Description of the task: Below are the records; pull every line that includes "Carol".

The data:
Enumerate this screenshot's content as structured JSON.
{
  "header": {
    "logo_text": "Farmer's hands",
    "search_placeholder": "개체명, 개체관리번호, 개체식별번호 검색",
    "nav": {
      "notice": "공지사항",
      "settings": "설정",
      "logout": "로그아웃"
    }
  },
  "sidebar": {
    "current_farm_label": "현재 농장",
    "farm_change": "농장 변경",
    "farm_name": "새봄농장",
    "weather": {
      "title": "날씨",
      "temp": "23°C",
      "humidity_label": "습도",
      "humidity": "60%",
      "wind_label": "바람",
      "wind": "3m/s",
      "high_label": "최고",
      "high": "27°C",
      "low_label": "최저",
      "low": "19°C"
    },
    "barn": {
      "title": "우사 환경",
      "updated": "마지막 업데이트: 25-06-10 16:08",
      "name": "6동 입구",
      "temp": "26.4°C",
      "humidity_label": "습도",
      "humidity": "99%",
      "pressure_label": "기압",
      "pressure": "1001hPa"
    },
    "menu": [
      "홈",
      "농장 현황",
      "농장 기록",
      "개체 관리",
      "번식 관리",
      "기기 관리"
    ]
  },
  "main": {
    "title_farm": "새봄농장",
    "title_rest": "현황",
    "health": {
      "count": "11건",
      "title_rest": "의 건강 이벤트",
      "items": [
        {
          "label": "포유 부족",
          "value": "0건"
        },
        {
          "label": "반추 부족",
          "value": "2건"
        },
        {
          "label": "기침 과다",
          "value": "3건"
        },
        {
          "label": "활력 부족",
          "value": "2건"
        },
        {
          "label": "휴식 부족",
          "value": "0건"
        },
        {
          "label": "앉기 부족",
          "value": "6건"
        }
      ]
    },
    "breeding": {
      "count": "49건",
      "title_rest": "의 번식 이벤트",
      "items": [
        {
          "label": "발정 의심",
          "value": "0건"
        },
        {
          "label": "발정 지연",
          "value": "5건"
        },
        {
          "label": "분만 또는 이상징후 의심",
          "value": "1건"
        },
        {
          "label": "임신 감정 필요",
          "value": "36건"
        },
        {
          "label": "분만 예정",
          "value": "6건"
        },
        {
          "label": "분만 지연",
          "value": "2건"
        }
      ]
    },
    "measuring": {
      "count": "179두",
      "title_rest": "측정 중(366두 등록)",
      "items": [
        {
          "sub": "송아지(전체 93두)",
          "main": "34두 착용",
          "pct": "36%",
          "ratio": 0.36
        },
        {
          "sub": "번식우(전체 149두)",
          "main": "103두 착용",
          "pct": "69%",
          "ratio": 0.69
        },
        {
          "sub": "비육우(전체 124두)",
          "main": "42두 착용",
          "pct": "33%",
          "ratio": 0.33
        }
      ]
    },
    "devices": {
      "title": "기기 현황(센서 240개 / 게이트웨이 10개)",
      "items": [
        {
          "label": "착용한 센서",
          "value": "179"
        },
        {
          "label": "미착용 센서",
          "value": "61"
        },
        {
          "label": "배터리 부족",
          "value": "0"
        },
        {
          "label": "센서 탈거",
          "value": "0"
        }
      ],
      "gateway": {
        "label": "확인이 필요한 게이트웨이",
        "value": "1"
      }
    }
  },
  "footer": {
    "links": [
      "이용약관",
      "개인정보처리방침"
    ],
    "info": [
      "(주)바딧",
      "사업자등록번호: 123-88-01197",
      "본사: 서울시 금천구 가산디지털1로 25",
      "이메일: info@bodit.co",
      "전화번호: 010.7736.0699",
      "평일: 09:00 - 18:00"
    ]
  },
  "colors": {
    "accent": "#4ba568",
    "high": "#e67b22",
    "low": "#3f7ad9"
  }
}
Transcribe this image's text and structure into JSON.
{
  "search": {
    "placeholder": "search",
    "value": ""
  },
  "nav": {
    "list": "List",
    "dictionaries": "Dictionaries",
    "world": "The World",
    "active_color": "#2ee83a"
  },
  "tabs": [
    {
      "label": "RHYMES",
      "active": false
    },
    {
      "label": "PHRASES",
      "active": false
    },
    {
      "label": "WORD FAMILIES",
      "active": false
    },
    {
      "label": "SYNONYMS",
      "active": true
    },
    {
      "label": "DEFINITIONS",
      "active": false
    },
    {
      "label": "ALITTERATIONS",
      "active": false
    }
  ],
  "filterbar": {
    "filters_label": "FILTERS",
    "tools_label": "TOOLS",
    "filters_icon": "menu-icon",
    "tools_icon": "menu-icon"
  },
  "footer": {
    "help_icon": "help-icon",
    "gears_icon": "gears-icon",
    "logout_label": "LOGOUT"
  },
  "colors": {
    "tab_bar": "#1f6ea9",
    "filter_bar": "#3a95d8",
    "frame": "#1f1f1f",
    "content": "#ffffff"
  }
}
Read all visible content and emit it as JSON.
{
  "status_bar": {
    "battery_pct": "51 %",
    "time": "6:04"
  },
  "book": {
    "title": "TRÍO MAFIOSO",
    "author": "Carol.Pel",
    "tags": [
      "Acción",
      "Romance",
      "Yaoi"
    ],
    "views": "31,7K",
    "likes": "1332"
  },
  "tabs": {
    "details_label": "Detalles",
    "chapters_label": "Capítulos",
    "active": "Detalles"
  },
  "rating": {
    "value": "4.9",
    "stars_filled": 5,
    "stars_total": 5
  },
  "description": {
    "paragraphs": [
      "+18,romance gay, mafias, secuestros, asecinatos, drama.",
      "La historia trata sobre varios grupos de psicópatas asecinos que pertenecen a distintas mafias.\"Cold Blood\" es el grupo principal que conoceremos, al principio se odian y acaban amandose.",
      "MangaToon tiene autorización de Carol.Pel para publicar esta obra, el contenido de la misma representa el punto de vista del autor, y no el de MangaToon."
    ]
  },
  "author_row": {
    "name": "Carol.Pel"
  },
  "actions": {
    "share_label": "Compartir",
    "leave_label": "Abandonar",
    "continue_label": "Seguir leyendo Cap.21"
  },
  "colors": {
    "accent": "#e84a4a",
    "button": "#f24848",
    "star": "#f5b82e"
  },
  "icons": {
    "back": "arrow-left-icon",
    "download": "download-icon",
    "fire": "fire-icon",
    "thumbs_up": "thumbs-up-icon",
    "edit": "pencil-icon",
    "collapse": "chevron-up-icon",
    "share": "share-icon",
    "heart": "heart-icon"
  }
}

Output for this exercise:
    "author": "Carol.Pel",
      "MangaToon tiene autorización de Carol.Pel para publicar esta obra, el contenido de la misma representa el punto de vista del autor, y no el de MangaToon."
    "name": "Carol.Pel"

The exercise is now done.